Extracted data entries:
================================

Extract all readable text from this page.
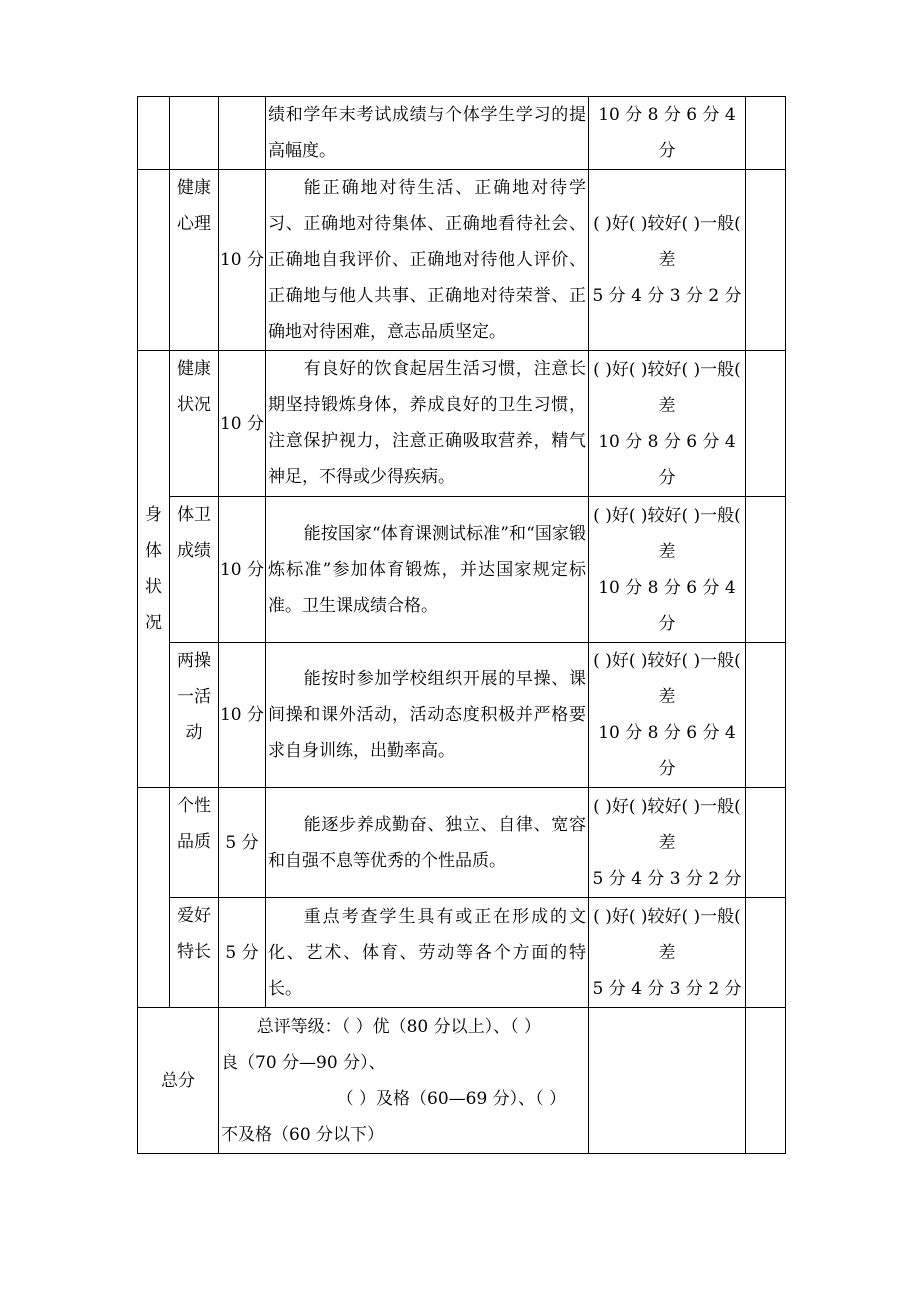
			绩和学年末考试成绩与个体学生学习的提高幅度。	10 分 8 分 6 分 4 分	
	健康心理	10 分	能正确地对待生活、正确地对待学习、正确地对待集体、正确地看待社会、正确地自我评价、正确地对待他人评价、正确地与他人共事、正确地对待荣誉、正确地对待困难，意志品质坚定。	( )好( )较好( )一般( 差
5 分 4 分 3 分 2 分	

身体状况	健康状况	10 分	有良好的饮食起居生活习惯，注意长期坚持锻炼身体，养成良好的卫生习惯，注意保护视力，注意正确吸取营养，精气神足，不得或少得疾病。	( )好( )较好( )一般( 差
10 分 8 分 6 分 4 分	

	体卫成绩	10 分	能按国家“体育课测试标准”和“国家锻炼标准”参加体育锻炼，并达国家规定标准。卫生课成绩合格。	( )好( )较好( )一般( 差
10 分 8 分 6 分 4 分	

	两操一活动	10 分	能按时参加学校组织开展的早操、课间操和课外活动，活动态度积极并严格要求自身训练，出勤率高。	( )好( )较好( )一般( 差
10 分 8 分 6 分 4 分	

	个性品质	5 分	能逐步养成勤奋、独立、自律、宽容和自强不息等优秀的个性品质。	( )好( )较好( )一般( 差
5 分 4 分 3 分 2 分	

	爱好特长	5 分	重点考查学生具有或正在形成的文化、艺术、体育、劳动等各个方面的特长。	( )好( )较好( )一般( 差
5 分 4 分 3 分 2 分	

总分		总评等级：（ ）优（80 分以上）、（ ）
良（70 分—90 分）、
（ ）及格（60—69 分）、（ ）
不及格（60 分以下）			
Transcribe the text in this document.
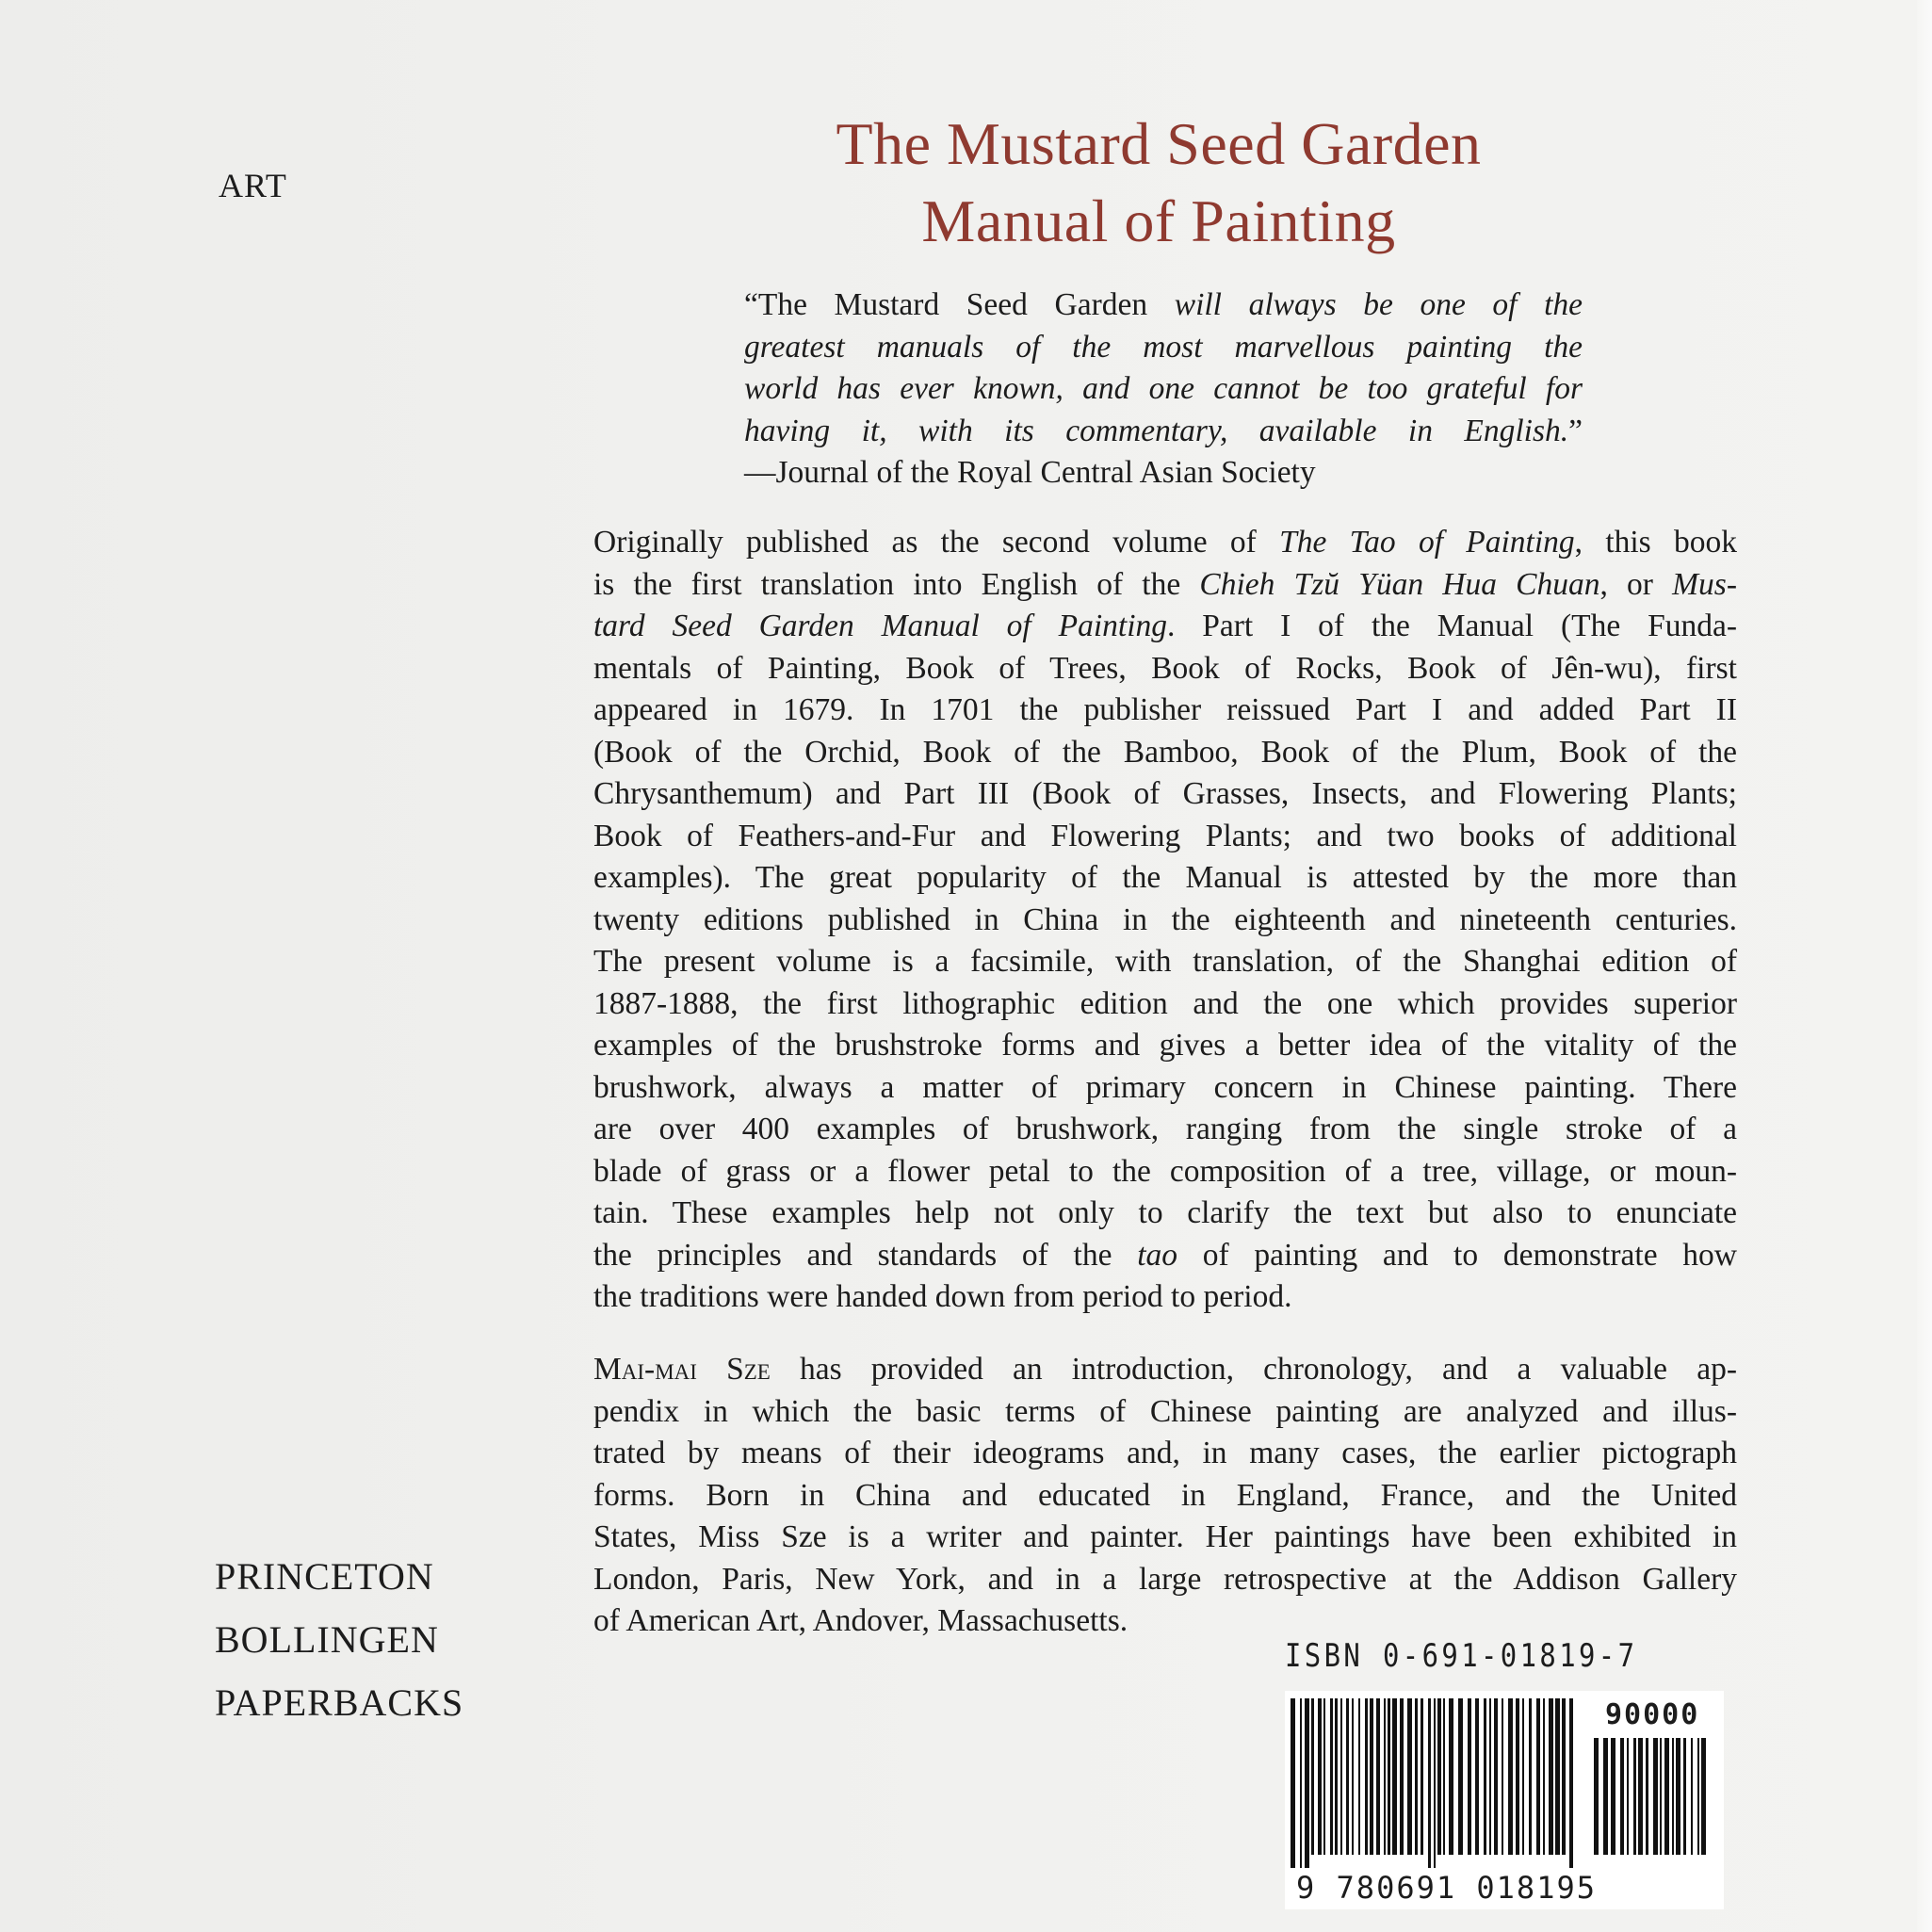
ART
The Mustard Seed Garden
Manual of Painting
“The Mustard Seed Garden will always be one of the
greatest manuals of the most marvellous painting the
world has ever known, and one cannot be too grateful for
having it, with its commentary, available in English.”
—Journal of the Royal Central Asian Society
Originally published as the second volume of The Tao of Painting, this book
is the first translation into English of the Chieh Tzŭ Yüan Hua Chuan, or Mus-
tard Seed Garden Manual of Painting. Part I of the Manual (The Funda-
mentals of Painting, Book of Trees, Book of Rocks, Book of Jên-wu), first
appeared in 1679. In 1701 the publisher reissued Part I and added Part II
(Book of the Orchid, Book of the Bamboo, Book of the Plum, Book of the
Chrysanthemum) and Part III (Book of Grasses, Insects, and Flowering Plants;
Book of Feathers-and-Fur and Flowering Plants; and two books of additional
examples). The great popularity of the Manual is attested by the more than
twenty editions published in China in the eighteenth and nineteenth centuries.
The present volume is a facsimile, with translation, of the Shanghai edition of
1887-1888, the first lithographic edition and the one which provides superior
examples of the brushstroke forms and gives a better idea of the vitality of the
brushwork, always a matter of primary concern in Chinese painting. There
are over 400 examples of brushwork, ranging from the single stroke of a
blade of grass or a flower petal to the composition of a tree, village, or moun-
tain. These examples help not only to clarify the text but also to enunciate
the principles and standards of the tao of painting and to demonstrate how
the traditions were handed down from period to period.
Mai-mai Sze has provided an introduction, chronology, and a valuable ap-
pendix in which the basic terms of Chinese painting are analyzed and illus-
trated by means of their ideograms and, in many cases, the earlier pictograph
forms. Born in China and educated in England, France, and the United
States, Miss Sze is a writer and painter. Her paintings have been exhibited in
London, Paris, New York, and in a large retrospective at the Addison Gallery
of American Art, Andover, Massachusetts.
PRINCETON
BOLLINGEN
PAPERBACKS
ISBN 0-691-01819-7
90000
9 780691 018195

================================

§ **Task to carry out**: Write out the listing above again, exactly, but with no pictures in the copy.

§ **Exercise result**:
Extract all readable text from this page.
			绩和学年末考试成绩与个体学生学习的提高幅度。	10 分 8 分 6 分 4 分	
	健康心理	10 分	能正确地对待生活、正确地对待学习、正确地对待集体、正确地看待社会、正确地自我评价、正确地对待他人评价、正确地与他人共事、正确地对待荣誉、正确地对待困难，意志品质坚定。	( )好( )较好( )一般( 差
5 分 4 分 3 分 2 分	

身体状况	健康状况	10 分	有良好的饮食起居生活习惯，注意长期坚持锻炼身体，养成良好的卫生习惯，注意保护视力，注意正确吸取营养，精气神足，不得或少得疾病。	( )好( )较好( )一般( 差
10 分 8 分 6 分 4 分	

	体卫成绩	10 分	能按国家“体育课测试标准”和“国家锻炼标准”参加体育锻炼，并达国家规定标准。卫生课成绩合格。	( )好( )较好( )一般( 差
10 分 8 分 6 分 4 分	

	两操一活动	10 分	能按时参加学校组织开展的早操、课间操和课外活动，活动态度积极并严格要求自身训练，出勤率高。	( )好( )较好( )一般( 差
10 分 8 分 6 分 4 分	

	个性品质	5 分	能逐步养成勤奋、独立、自律、宽容和自强不息等优秀的个性品质。	( )好( )较好( )一般( 差
5 分 4 分 3 分 2 分	

	爱好特长	5 分	重点考查学生具有或正在形成的文化、艺术、体育、劳动等各个方面的特长。	( )好( )较好( )一般( 差
5 分 4 分 3 分 2 分	

总分		总评等级：（ ）优（80 分以上）、（ ）
良（70 分—90 分）、
（ ）及格（60—69 分）、（ ）
不及格（60 分以下）			
Transcribe the text in this document.
ART
The Mustard Seed Garden
Manual of Painting
“The Mustard Seed Garden will always be one of the
greatest manuals of the most marvellous painting the
world has ever known, and one cannot be too grateful for
having it, with its commentary, available in English.”
—Journal of the Royal Central Asian Society
Originally published as the second volume of The Tao of Painting, this book
is the first translation into English of the Chieh Tzŭ Yüan Hua Chuan, or Mus-
tard Seed Garden Manual of Painting. Part I of the Manual (The Funda-
mentals of Painting, Book of Trees, Book of Rocks, Book of Jên-wu), first
appeared in 1679. In 1701 the publisher reissued Part I and added Part II
(Book of the Orchid, Book of the Bamboo, Book of the Plum, Book of the
Chrysanthemum) and Part III (Book of Grasses, Insects, and Flowering Plants;
Book of Feathers-and-Fur and Flowering Plants; and two books of additional
examples). The great popularity of the Manual is attested by the more than
twenty editions published in China in the eighteenth and nineteenth centuries.
The present volume is a facsimile, with translation, of the Shanghai edition of
1887-1888, the first lithographic edition and the one which provides superior
examples of the brushstroke forms and gives a better idea of the vitality of the
brushwork, always a matter of primary concern in Chinese painting. There
are over 400 examples of brushwork, ranging from the single stroke of a
blade of grass or a flower petal to the composition of a tree, village, or moun-
tain. These examples help not only to clarify the text but also to enunciate
the principles and standards of the tao of painting and to demonstrate how
the traditions were handed down from period to period.
Mai-mai Sze has provided an introduction, chronology, and a valuable ap-
pendix in which the basic terms of Chinese painting are analyzed and illus-
trated by means of their ideograms and, in many cases, the earlier pictograph
forms. Born in China and educated in England, France, and the United
States, Miss Sze is a writer and painter. Her paintings have been exhibited in
London, Paris, New York, and in a large retrospective at the Addison Gallery
of American Art, Andover, Massachusetts.
PRINCETON
BOLLINGEN
PAPERBACKS
ISBN 0-691-01819-7
90000
9 780691 018195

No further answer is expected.